REQUIRED WORK:
Identify and copy all lines of the material where the string "that" is found.
-- BEGIN RECORDS TO PROCESS --
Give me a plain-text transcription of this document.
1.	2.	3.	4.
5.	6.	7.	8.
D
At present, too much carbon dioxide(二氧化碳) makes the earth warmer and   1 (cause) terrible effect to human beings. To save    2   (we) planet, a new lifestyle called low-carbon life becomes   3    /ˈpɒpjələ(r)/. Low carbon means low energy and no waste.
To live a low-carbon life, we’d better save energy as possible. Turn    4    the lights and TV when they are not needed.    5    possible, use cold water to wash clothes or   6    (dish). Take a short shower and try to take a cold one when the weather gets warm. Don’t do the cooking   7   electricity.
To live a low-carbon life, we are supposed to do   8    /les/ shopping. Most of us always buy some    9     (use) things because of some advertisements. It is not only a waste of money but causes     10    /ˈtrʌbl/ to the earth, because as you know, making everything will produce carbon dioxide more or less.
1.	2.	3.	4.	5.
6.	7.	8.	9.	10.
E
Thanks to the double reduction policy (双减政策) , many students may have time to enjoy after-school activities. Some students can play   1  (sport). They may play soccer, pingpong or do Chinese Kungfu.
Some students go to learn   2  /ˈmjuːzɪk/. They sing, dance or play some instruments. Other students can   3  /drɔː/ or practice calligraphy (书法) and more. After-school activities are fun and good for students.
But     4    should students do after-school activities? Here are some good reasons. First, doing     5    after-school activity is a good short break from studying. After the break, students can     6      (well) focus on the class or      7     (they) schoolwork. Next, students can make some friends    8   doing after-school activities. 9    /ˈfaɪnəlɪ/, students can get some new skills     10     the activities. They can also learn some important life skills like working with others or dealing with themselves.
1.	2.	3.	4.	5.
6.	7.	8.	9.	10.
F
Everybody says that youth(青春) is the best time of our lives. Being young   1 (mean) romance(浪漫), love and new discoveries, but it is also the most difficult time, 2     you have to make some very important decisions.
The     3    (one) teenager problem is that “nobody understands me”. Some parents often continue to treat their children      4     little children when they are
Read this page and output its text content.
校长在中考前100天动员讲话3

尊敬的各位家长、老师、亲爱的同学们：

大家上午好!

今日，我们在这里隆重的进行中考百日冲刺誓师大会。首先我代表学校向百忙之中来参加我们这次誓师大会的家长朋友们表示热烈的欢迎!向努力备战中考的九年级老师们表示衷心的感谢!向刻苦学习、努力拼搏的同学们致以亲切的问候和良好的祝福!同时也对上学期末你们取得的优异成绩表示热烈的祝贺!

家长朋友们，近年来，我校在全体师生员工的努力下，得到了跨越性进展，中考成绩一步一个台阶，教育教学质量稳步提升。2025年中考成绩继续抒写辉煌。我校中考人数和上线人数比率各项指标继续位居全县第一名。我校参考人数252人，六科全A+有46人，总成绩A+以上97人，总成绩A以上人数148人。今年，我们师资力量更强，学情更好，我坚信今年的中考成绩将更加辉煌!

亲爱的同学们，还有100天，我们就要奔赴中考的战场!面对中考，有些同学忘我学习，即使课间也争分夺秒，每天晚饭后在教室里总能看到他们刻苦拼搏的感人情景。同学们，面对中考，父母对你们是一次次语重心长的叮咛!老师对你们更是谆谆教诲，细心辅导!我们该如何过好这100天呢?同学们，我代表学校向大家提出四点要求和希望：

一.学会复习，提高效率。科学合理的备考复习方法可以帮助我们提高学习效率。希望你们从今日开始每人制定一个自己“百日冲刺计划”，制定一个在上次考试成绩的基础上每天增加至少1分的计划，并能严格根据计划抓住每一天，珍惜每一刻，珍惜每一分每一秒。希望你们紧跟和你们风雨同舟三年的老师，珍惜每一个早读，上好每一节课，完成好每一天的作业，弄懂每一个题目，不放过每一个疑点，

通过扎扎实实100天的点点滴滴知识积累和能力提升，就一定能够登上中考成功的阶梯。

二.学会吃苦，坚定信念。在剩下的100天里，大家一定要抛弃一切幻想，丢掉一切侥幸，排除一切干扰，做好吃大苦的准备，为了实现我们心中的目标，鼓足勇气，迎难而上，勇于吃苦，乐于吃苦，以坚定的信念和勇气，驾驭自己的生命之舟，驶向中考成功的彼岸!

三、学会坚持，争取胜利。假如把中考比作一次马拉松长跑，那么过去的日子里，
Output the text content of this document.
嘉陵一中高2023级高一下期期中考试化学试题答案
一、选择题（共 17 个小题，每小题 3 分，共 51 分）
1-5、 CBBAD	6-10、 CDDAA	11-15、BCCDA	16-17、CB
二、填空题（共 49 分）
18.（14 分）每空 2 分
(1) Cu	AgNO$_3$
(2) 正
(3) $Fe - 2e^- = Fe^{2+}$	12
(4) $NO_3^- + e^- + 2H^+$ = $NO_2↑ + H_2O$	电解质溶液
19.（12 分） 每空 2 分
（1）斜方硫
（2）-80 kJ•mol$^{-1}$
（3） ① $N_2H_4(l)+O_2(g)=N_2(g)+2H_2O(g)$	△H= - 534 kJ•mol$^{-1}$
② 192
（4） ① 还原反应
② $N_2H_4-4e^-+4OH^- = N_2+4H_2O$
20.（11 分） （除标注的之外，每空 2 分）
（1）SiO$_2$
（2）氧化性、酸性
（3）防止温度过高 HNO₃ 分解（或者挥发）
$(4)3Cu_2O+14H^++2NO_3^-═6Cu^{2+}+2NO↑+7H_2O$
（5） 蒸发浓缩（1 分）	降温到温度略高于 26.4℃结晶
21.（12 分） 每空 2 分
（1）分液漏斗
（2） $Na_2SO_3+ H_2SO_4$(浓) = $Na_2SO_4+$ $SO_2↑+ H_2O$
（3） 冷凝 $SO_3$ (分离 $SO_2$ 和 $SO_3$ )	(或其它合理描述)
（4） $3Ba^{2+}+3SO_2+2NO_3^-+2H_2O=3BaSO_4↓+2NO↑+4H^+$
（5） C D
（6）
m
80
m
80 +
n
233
-- END RECORDS TO PROCESS --
SOLUTION FOR THIS PROBLEM:
Everybody says that youth(青春) is the best time of our lives. Being young   1 (mean) romance(浪漫), love and new discoveries, but it is also the most difficult time, 2     you have to make some very important decisions.
The     3    (one) teenager problem is that “nobody understands me”. Some parents often continue to treat their children      4     little children when they are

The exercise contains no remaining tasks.